*SUPPLIED INFORMATION:*
— start —

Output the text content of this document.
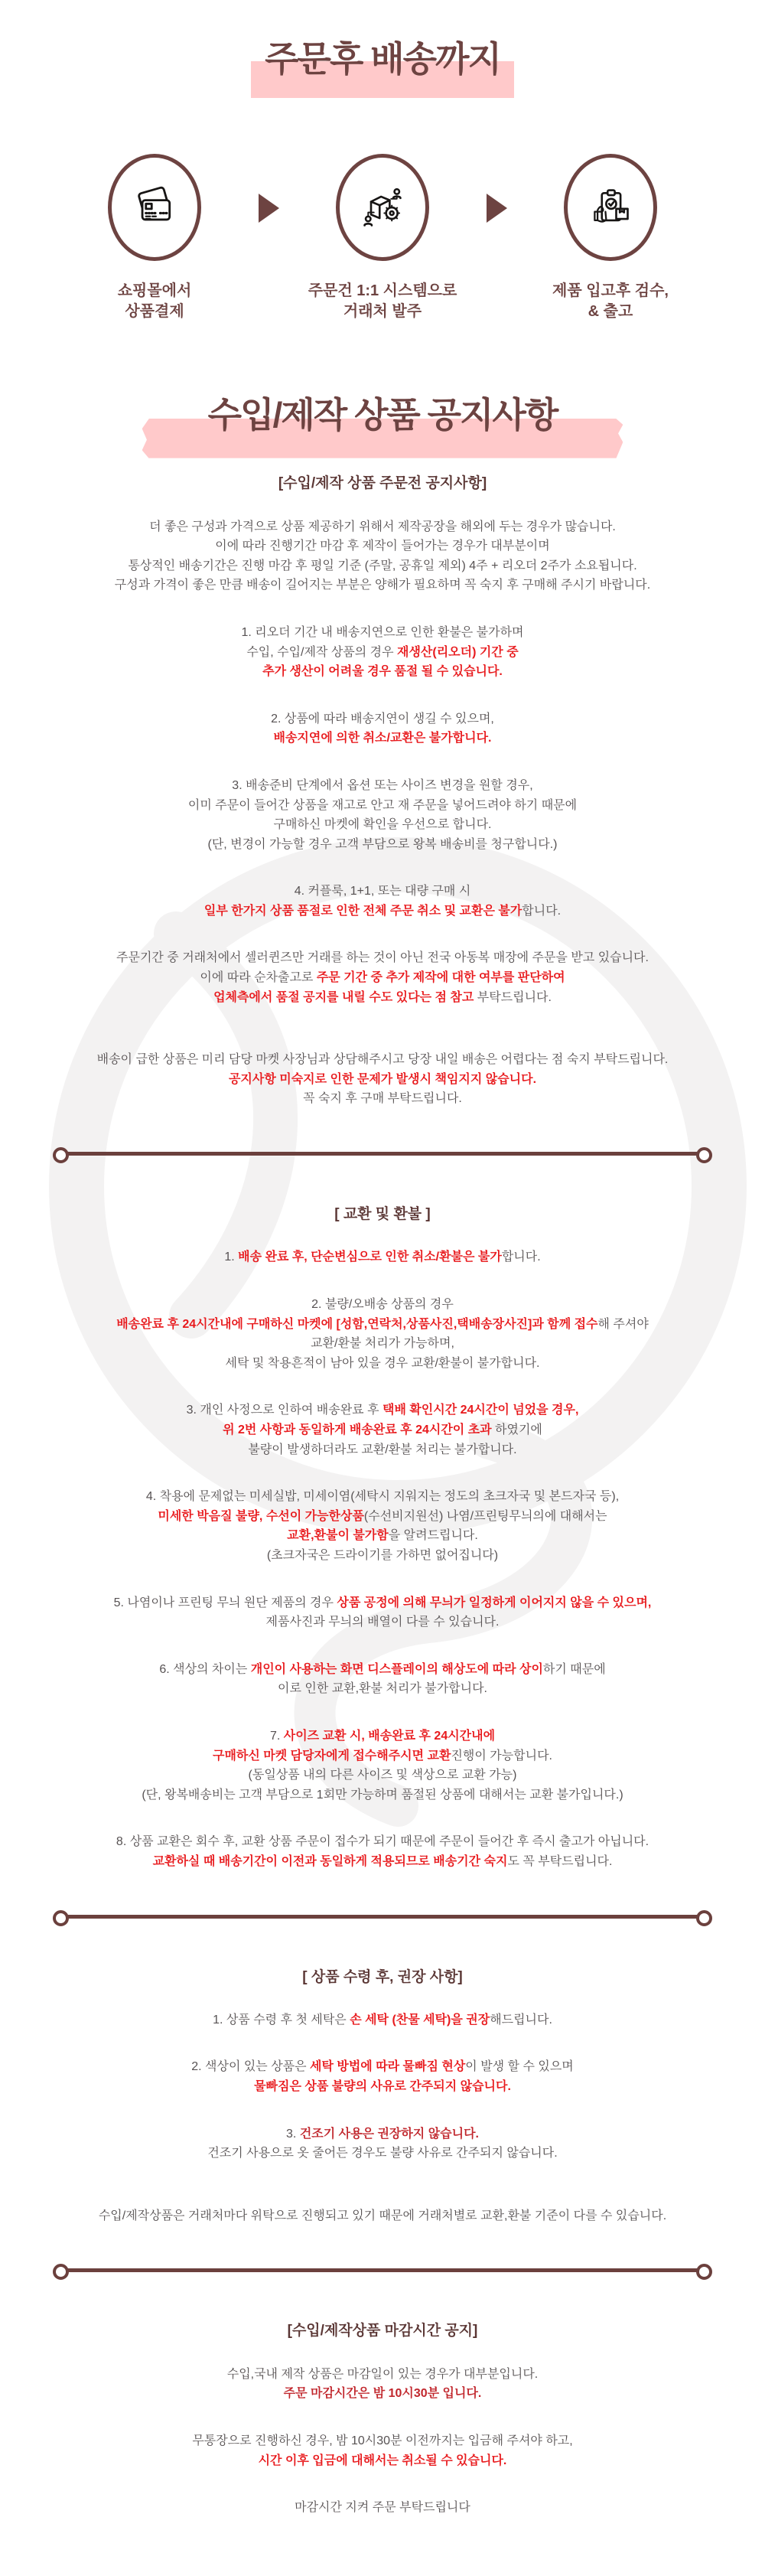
주문후 배송까지
쇼핑몰에서
상품결제
주문건 1:1 시스템으로
거래처 발주
제품 입고후 검수,
& 출고
수입/제작 상품 공지사항
[수입/제작 상품 주문전 공지사항]
더 좋은 구성과 가격으로 상품 제공하기 위해서 제작공장을 해외에 두는 경우가 많습니다.
이에 따라 진행기간 마감 후 제작이 들어가는 경우가 대부분이며
통상적인 배송기간은 진행 마감 후 평일 기준 (주말, 공휴일 제외) 4주 + 리오더 2주가 소요됩니다.
구성과 가격이 좋은 만큼 배송이 길어지는 부분은 양해가 필요하며 꼭 숙지 후 구매해 주시기 바랍니다.
1. 리오더 기간 내 배송지연으로 인한 환불은 불가하며
수입, 수입/제작 상품의 경우 재생산(리오더) 기간 중
추가 생산이 어려울 경우 품절 될 수 있습니다.
2. 상품에 따라 배송지연이 생길 수 있으며,
배송지연에 의한 취소/교환은 불가합니다.
3. 배송준비 단계에서 옵션 또는 사이즈 변경을 원할 경우,
이미 주문이 들어간 상품을 재고로 안고 재 주문을 넣어드려야 하기 때문에
구매하신 마켓에 확인을 우선으로 합니다.
(단, 변경이 가능할 경우 고객 부담으로 왕복 배송비를 청구합니다.)
4. 커플룩, 1+1, 또는 대량 구매 시
일부 한가지 상품 품절로 인한 전체 주문 취소 및 교환은 불가합니다.
주문기간 중 거래처에서 셀러퀸즈만 거래를 하는 것이 아닌 전국 아동복 매장에 주문을 받고 있습니다.
이에 따라 순차출고로 주문 기간 중 추가 제작에 대한 여부를 판단하여
업체측에서 품절 공지를 내릴 수도 있다는 점 참고 부탁드립니다.
배송이 급한 상품은 미리 담당 마켓 사장님과 상담해주시고 당장 내일 배송은 어렵다는 점 숙지 부탁드립니다.
공지사항 미숙지로 인한 문제가 발생시 책임지지 않습니다.
꼭 숙지 후 구매 부탁드립니다.
[ 교환 및 환불 ]
1. 배송 완료 후, 단순변심으로 인한 취소/환불은 불가합니다.
2. 불량/오배송 상품의 경우
배송완료 후 24시간내에 구매하신 마켓에 [성함,연락처,상품사진,택배송장사진]과 함께 접수해 주셔야
교환/환불 처리가 가능하며,
세탁 및 착용흔적이 남아 있을 경우 교환/환불이 불가합니다.
3. 개인 사정으로 인하여 배송완료 후 택배 확인시간 24시간이 넘었을 경우,
위 2번 사항과 동일하게 배송완료 후 24시간이 초과 하였기에
불량이 발생하더라도 교환/환불 처리는 불가합니다.
4. 착용에 문제없는 미세실밥, 미세이염(세탁시 지워지는 정도의 초크자국 및 본드자국 등),
미세한 박음질 불량, 수선이 가능한상품(수선비지원선) 나염/프린팅무늬의에 대해서는
교환,환불이 불가함을 알려드립니다.
(초크자국은 드라이기를 가하면 없어집니다)
5. 나염이나 프린팅 무늬 원단 제품의 경우 상품 공정에 의해 무늬가 일정하게 이어지지 않을 수 있으며,
제품사진과 무늬의 배열이 다를 수 있습니다.
6. 색상의 차이는 개인이 사용하는 화면 디스플레이의 해상도에 따라 상이하기 때문에
이로 인한 교환,환불 처리가 불가합니다.
7. 사이즈 교환 시, 배송완료 후 24시간내에
구매하신 마켓 담당자에게 접수해주시면 교환진행이 가능합니다.
(동일상품 내의 다른 사이즈 및 색상으로 교환 가능)
(단, 왕복배송비는 고객 부담으로 1회만 가능하며 품절된 상품에 대해서는 교환 불가입니다.)
8. 상품 교환은 회수 후, 교환 상품 주문이 접수가 되기 때문에 주문이 들어간 후 즉시 출고가 아닙니다.
교환하실 때 배송기간이 이전과 동일하게 적용되므로 배송기간 숙지도 꼭 부탁드립니다.
[ 상품 수령 후, 권장 사항]
1. 상품 수령 후 첫 세탁은 손 세탁 (찬물 세탁)을 권장해드립니다.
2. 색상이 있는 상품은 세탁 방법에 따라 물빠짐 현상이 발생 할 수 있으며
물빠짐은 상품 불량의 사유로 간주되지 않습니다.
3. 건조기 사용은 권장하지 않습니다.
건조기 사용으로 옷 줄어든 경우도 불량 사유로 간주되지 않습니다.
수입/제작상품은 거래처마다 위탁으로 진행되고 있기 때문에 거래처별로 교환,환불 기준이 다를 수 있습니다.
[수입/제작상품 마감시간 공지]
수입,국내 제작 상품은 마감일이 있는 경우가 대부분입니다.
주문 마감시간은 밤 10시30분 입니다.
무통장으로 진행하신 경우, 밤 10시30분 이전까지는 입금해 주셔야 하고,
시간 이후 입금에 대해서는 취소될 수 있습니다.
마감시간 지켜 주문 부탁드립니다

— end —

*EXERCISE BRIEF:*
Make an exact copy of every entry above, minus the images.

*FINAL RESULT:*
Output the text content of this document.
주문후 배송까지
쇼핑몰에서
상품결제
주문건 1:1 시스템으로
거래처 발주
제품 입고후 검수,
& 출고
수입/제작 상품 공지사항
[수입/제작 상품 주문전 공지사항]
더 좋은 구성과 가격으로 상품 제공하기 위해서 제작공장을 해외에 두는 경우가 많습니다.
이에 따라 진행기간 마감 후 제작이 들어가는 경우가 대부분이며
통상적인 배송기간은 진행 마감 후 평일 기준 (주말, 공휴일 제외) 4주 + 리오더 2주가 소요됩니다.
구성과 가격이 좋은 만큼 배송이 길어지는 부분은 양해가 필요하며 꼭 숙지 후 구매해 주시기 바랍니다.
1. 리오더 기간 내 배송지연으로 인한 환불은 불가하며
수입, 수입/제작 상품의 경우 재생산(리오더) 기간 중
추가 생산이 어려울 경우 품절 될 수 있습니다.
2. 상품에 따라 배송지연이 생길 수 있으며,
배송지연에 의한 취소/교환은 불가합니다.
3. 배송준비 단계에서 옵션 또는 사이즈 변경을 원할 경우,
이미 주문이 들어간 상품을 재고로 안고 재 주문을 넣어드려야 하기 때문에
구매하신 마켓에 확인을 우선으로 합니다.
(단, 변경이 가능할 경우 고객 부담으로 왕복 배송비를 청구합니다.)
4. 커플룩, 1+1, 또는 대량 구매 시
일부 한가지 상품 품절로 인한 전체 주문 취소 및 교환은 불가합니다.
주문기간 중 거래처에서 셀러퀸즈만 거래를 하는 것이 아닌 전국 아동복 매장에 주문을 받고 있습니다.
이에 따라 순차출고로 주문 기간 중 추가 제작에 대한 여부를 판단하여
업체측에서 품절 공지를 내릴 수도 있다는 점 참고 부탁드립니다.
배송이 급한 상품은 미리 담당 마켓 사장님과 상담해주시고 당장 내일 배송은 어렵다는 점 숙지 부탁드립니다.
공지사항 미숙지로 인한 문제가 발생시 책임지지 않습니다.
꼭 숙지 후 구매 부탁드립니다.
[ 교환 및 환불 ]
1. 배송 완료 후, 단순변심으로 인한 취소/환불은 불가합니다.
2. 불량/오배송 상품의 경우
배송완료 후 24시간내에 구매하신 마켓에 [성함,연락처,상품사진,택배송장사진]과 함께 접수해 주셔야
교환/환불 처리가 가능하며,
세탁 및 착용흔적이 남아 있을 경우 교환/환불이 불가합니다.
3. 개인 사정으로 인하여 배송완료 후 택배 확인시간 24시간이 넘었을 경우,
위 2번 사항과 동일하게 배송완료 후 24시간이 초과 하였기에
불량이 발생하더라도 교환/환불 처리는 불가합니다.
4. 착용에 문제없는 미세실밥, 미세이염(세탁시 지워지는 정도의 초크자국 및 본드자국 등),
미세한 박음질 불량, 수선이 가능한상품(수선비지원선) 나염/프린팅무늬의에 대해서는
교환,환불이 불가함을 알려드립니다.
(초크자국은 드라이기를 가하면 없어집니다)
5. 나염이나 프린팅 무늬 원단 제품의 경우 상품 공정에 의해 무늬가 일정하게 이어지지 않을 수 있으며,
제품사진과 무늬의 배열이 다를 수 있습니다.
6. 색상의 차이는 개인이 사용하는 화면 디스플레이의 해상도에 따라 상이하기 때문에
이로 인한 교환,환불 처리가 불가합니다.
7. 사이즈 교환 시, 배송완료 후 24시간내에
구매하신 마켓 담당자에게 접수해주시면 교환진행이 가능합니다.
(동일상품 내의 다른 사이즈 및 색상으로 교환 가능)
(단, 왕복배송비는 고객 부담으로 1회만 가능하며 품절된 상품에 대해서는 교환 불가입니다.)
8. 상품 교환은 회수 후, 교환 상품 주문이 접수가 되기 때문에 주문이 들어간 후 즉시 출고가 아닙니다.
교환하실 때 배송기간이 이전과 동일하게 적용되므로 배송기간 숙지도 꼭 부탁드립니다.
[ 상품 수령 후, 권장 사항]
1. 상품 수령 후 첫 세탁은 손 세탁 (찬물 세탁)을 권장해드립니다.
2. 색상이 있는 상품은 세탁 방법에 따라 물빠짐 현상이 발생 할 수 있으며
물빠짐은 상품 불량의 사유로 간주되지 않습니다.
3. 건조기 사용은 권장하지 않습니다.
건조기 사용으로 옷 줄어든 경우도 불량 사유로 간주되지 않습니다.
수입/제작상품은 거래처마다 위탁으로 진행되고 있기 때문에 거래처별로 교환,환불 기준이 다를 수 있습니다.
[수입/제작상품 마감시간 공지]
수입,국내 제작 상품은 마감일이 있는 경우가 대부분입니다.
주문 마감시간은 밤 10시30분 입니다.
무통장으로 진행하신 경우, 밤 10시30분 이전까지는 입금해 주셔야 하고,
시간 이후 입금에 대해서는 취소될 수 있습니다.
마감시간 지켜 주문 부탁드립니다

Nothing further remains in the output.